>> Begin THE DATA

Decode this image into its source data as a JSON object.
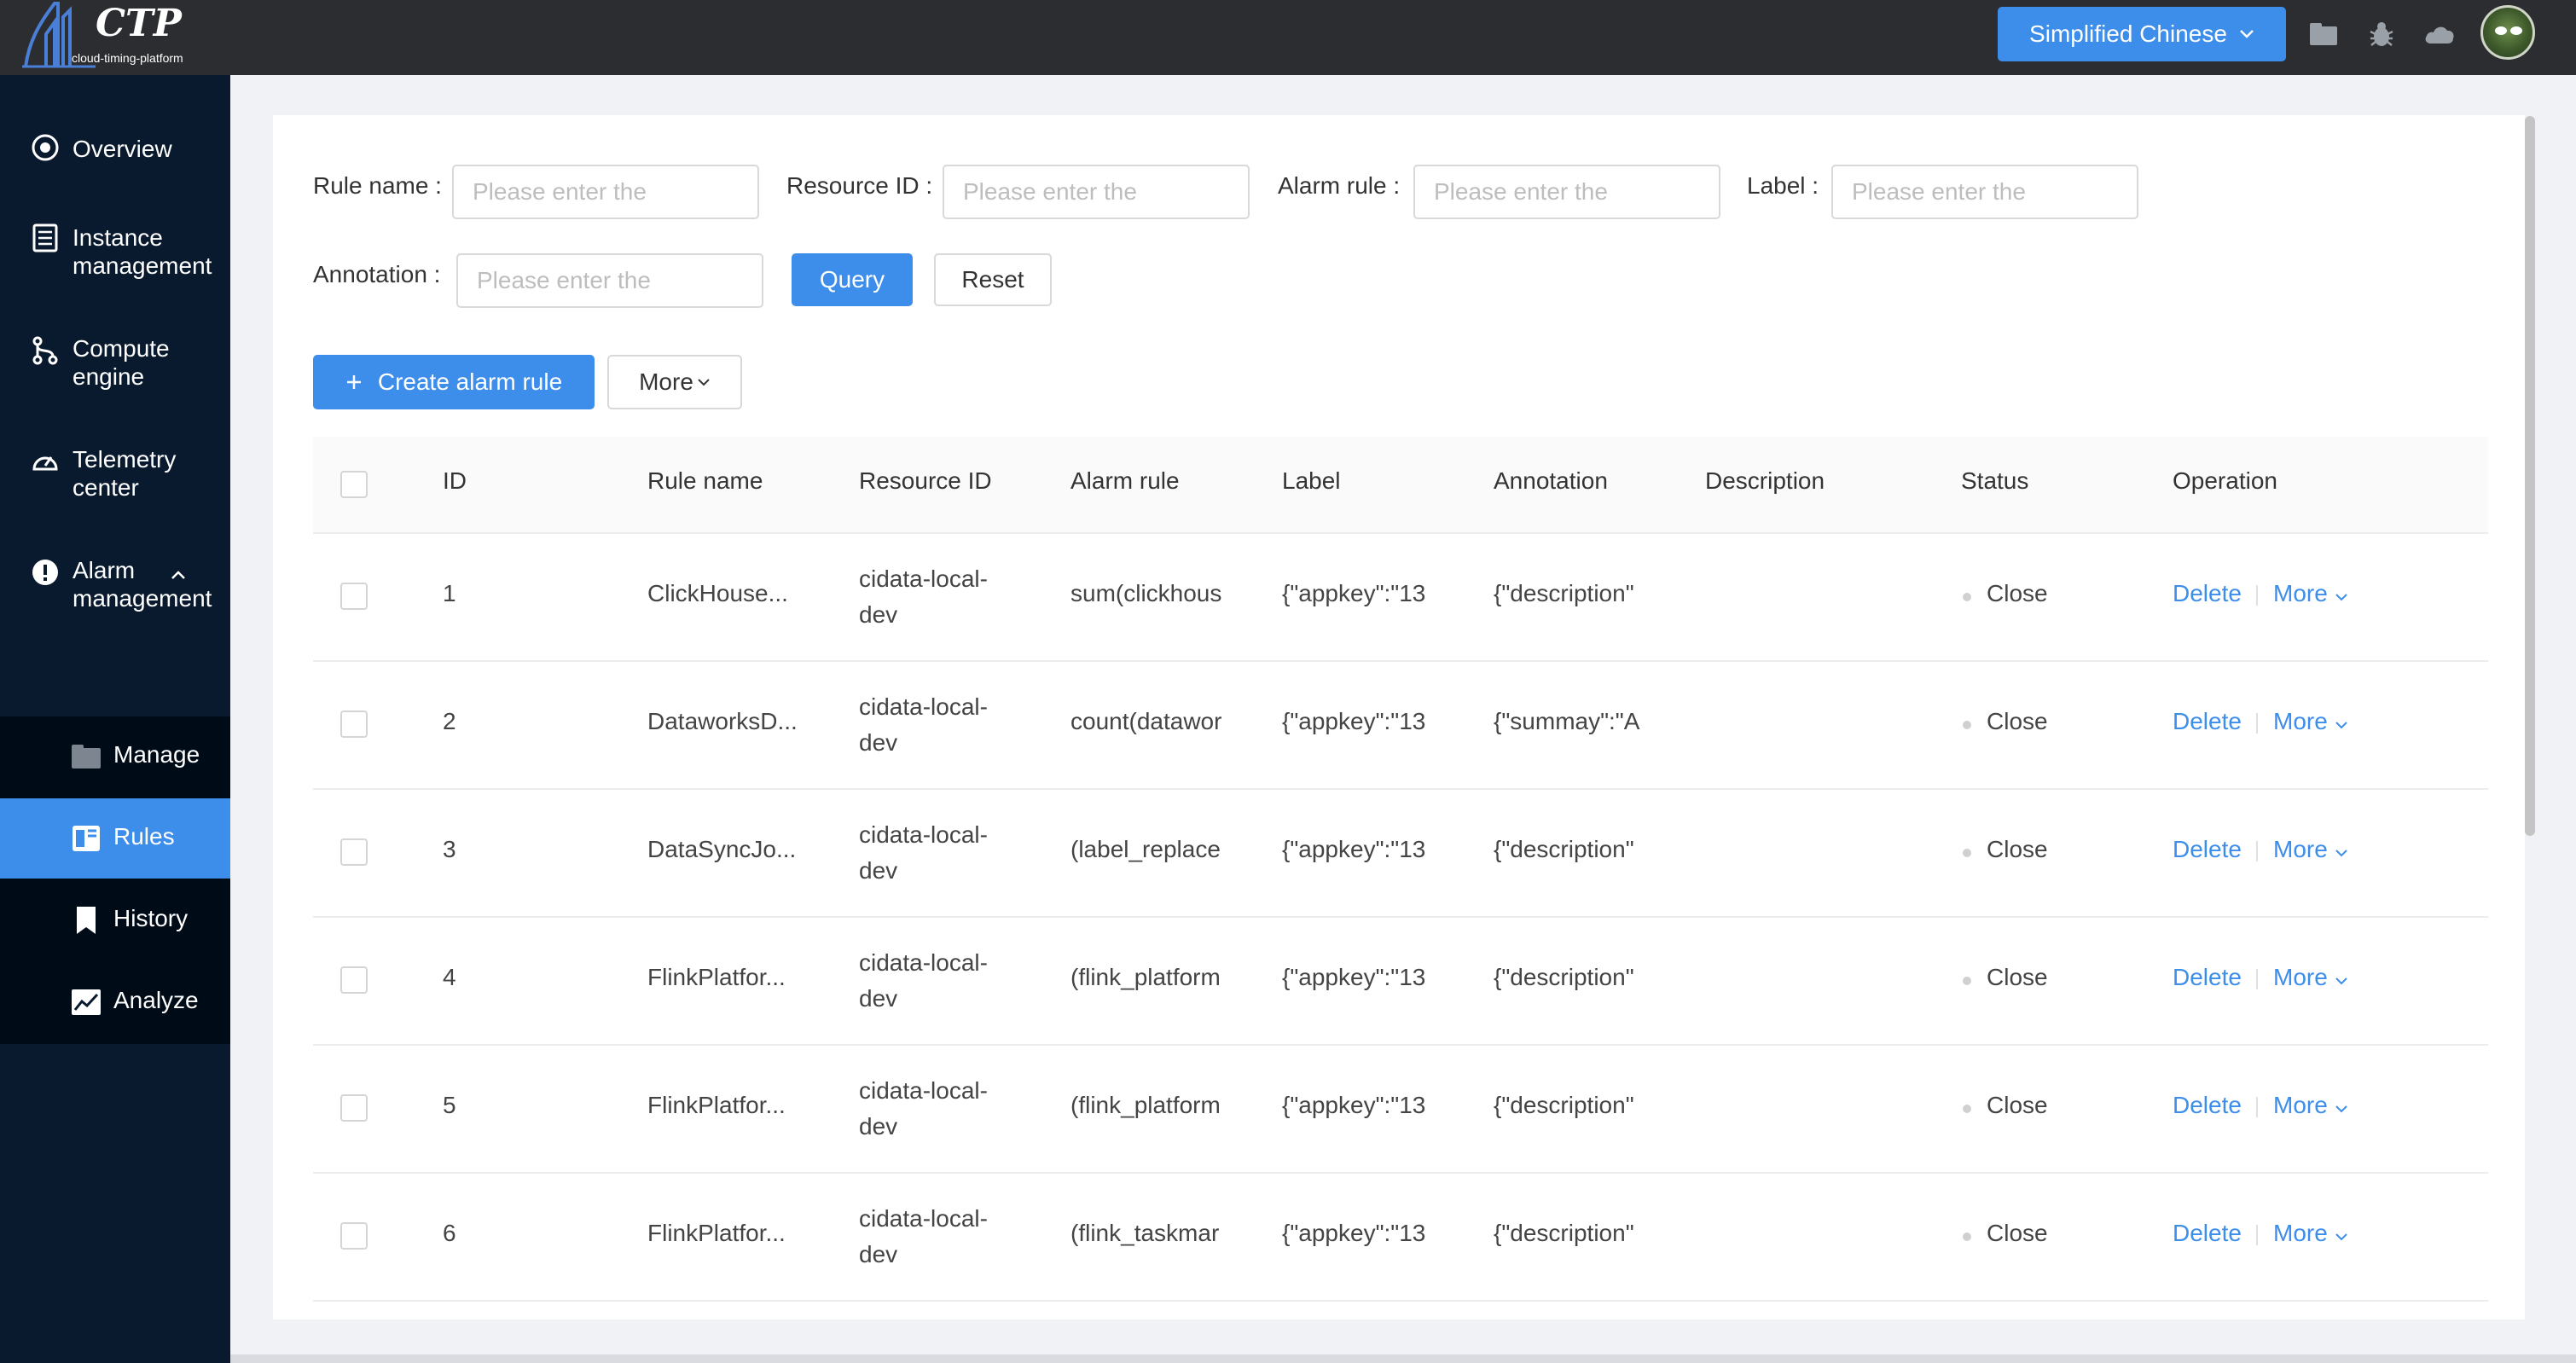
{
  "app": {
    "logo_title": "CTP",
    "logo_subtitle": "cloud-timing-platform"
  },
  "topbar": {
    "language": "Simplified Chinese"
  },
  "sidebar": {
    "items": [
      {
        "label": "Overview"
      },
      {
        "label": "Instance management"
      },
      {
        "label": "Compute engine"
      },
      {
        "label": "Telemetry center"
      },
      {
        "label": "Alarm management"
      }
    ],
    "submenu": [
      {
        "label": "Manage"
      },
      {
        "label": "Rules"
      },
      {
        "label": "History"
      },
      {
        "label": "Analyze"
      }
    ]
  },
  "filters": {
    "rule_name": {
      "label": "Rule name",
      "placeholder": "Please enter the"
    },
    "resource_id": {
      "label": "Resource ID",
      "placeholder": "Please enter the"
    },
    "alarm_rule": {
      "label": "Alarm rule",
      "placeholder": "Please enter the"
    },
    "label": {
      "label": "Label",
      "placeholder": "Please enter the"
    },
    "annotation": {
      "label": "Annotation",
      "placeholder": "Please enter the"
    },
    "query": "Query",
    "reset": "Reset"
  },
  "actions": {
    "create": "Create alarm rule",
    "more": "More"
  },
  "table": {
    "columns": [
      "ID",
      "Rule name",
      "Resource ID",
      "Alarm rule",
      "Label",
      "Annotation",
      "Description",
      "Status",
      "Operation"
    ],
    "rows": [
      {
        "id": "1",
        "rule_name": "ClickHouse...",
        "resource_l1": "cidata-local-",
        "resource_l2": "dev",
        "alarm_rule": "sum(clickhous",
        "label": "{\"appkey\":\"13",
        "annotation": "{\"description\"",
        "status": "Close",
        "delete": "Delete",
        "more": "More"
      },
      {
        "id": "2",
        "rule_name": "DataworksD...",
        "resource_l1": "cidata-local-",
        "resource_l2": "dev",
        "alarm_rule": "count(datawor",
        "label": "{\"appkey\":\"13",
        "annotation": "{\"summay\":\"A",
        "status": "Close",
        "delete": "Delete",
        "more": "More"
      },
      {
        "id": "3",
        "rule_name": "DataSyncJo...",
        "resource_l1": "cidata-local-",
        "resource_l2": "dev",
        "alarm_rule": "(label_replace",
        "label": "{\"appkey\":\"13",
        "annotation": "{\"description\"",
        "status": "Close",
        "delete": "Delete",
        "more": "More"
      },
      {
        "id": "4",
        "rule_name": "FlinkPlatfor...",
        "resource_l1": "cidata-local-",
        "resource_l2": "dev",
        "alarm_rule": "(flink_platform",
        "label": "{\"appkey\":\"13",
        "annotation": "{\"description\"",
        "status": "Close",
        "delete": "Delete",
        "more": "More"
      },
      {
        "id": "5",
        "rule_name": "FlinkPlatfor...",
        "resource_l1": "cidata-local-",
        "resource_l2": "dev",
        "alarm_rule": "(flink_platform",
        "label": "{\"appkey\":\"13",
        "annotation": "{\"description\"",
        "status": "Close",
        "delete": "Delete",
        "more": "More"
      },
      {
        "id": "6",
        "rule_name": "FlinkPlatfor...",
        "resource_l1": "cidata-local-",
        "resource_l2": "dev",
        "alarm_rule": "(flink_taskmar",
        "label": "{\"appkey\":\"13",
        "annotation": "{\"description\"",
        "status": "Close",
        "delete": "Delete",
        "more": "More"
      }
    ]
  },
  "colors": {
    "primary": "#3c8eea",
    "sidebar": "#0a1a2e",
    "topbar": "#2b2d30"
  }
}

>> End THE DATA

#### [WRITTEN EXERCISE]
Strip the images and reproduce the remaining records precisely.

#### [RESPONSE FOR THIS EXERCISE]
Decode this image into its source data as a JSON object.
{
  "app": {
    "logo_title": "CTP",
    "logo_subtitle": "cloud-timing-platform"
  },
  "topbar": {
    "language": "Simplified Chinese"
  },
  "sidebar": {
    "items": [
      {
        "label": "Overview"
      },
      {
        "label": "Instance management"
      },
      {
        "label": "Compute engine"
      },
      {
        "label": "Telemetry center"
      },
      {
        "label": "Alarm management"
      }
    ],
    "submenu": [
      {
        "label": "Manage"
      },
      {
        "label": "Rules"
      },
      {
        "label": "History"
      },
      {
        "label": "Analyze"
      }
    ]
  },
  "filters": {
    "rule_name": {
      "label": "Rule name",
      "placeholder": "Please enter the"
    },
    "resource_id": {
      "label": "Resource ID",
      "placeholder": "Please enter the"
    },
    "alarm_rule": {
      "label": "Alarm rule",
      "placeholder": "Please enter the"
    },
    "label": {
      "label": "Label",
      "placeholder": "Please enter the"
    },
    "annotation": {
      "label": "Annotation",
      "placeholder": "Please enter the"
    },
    "query": "Query",
    "reset": "Reset"
  },
  "actions": {
    "create": "Create alarm rule",
    "more": "More"
  },
  "table": {
    "columns": [
      "ID",
      "Rule name",
      "Resource ID",
      "Alarm rule",
      "Label",
      "Annotation",
      "Description",
      "Status",
      "Operation"
    ],
    "rows": [
      {
        "id": "1",
        "rule_name": "ClickHouse...",
        "resource_l1": "cidata-local-",
        "resource_l2": "dev",
        "alarm_rule": "sum(clickhous",
        "label": "{\"appkey\":\"13",
        "annotation": "{\"description\"",
        "status": "Close",
        "delete": "Delete",
        "more": "More"
      },
      {
        "id": "2",
        "rule_name": "DataworksD...",
        "resource_l1": "cidata-local-",
        "resource_l2": "dev",
        "alarm_rule": "count(datawor",
        "label": "{\"appkey\":\"13",
        "annotation": "{\"summay\":\"A",
        "status": "Close",
        "delete": "Delete",
        "more": "More"
      },
      {
        "id": "3",
        "rule_name": "DataSyncJo...",
        "resource_l1": "cidata-local-",
        "resource_l2": "dev",
        "alarm_rule": "(label_replace",
        "label": "{\"appkey\":\"13",
        "annotation": "{\"description\"",
        "status": "Close",
        "delete": "Delete",
        "more": "More"
      },
      {
        "id": "4",
        "rule_name": "FlinkPlatfor...",
        "resource_l1": "cidata-local-",
        "resource_l2": "dev",
        "alarm_rule": "(flink_platform",
        "label": "{\"appkey\":\"13",
        "annotation": "{\"description\"",
        "status": "Close",
        "delete": "Delete",
        "more": "More"
      },
      {
        "id": "5",
        "rule_name": "FlinkPlatfor...",
        "resource_l1": "cidata-local-",
        "resource_l2": "dev",
        "alarm_rule": "(flink_platform",
        "label": "{\"appkey\":\"13",
        "annotation": "{\"description\"",
        "status": "Close",
        "delete": "Delete",
        "more": "More"
      },
      {
        "id": "6",
        "rule_name": "FlinkPlatfor...",
        "resource_l1": "cidata-local-",
        "resource_l2": "dev",
        "alarm_rule": "(flink_taskmar",
        "label": "{\"appkey\":\"13",
        "annotation": "{\"description\"",
        "status": "Close",
        "delete": "Delete",
        "more": "More"
      }
    ]
  },
  "colors": {
    "primary": "#3c8eea",
    "sidebar": "#0a1a2e",
    "topbar": "#2b2d30"
  }
}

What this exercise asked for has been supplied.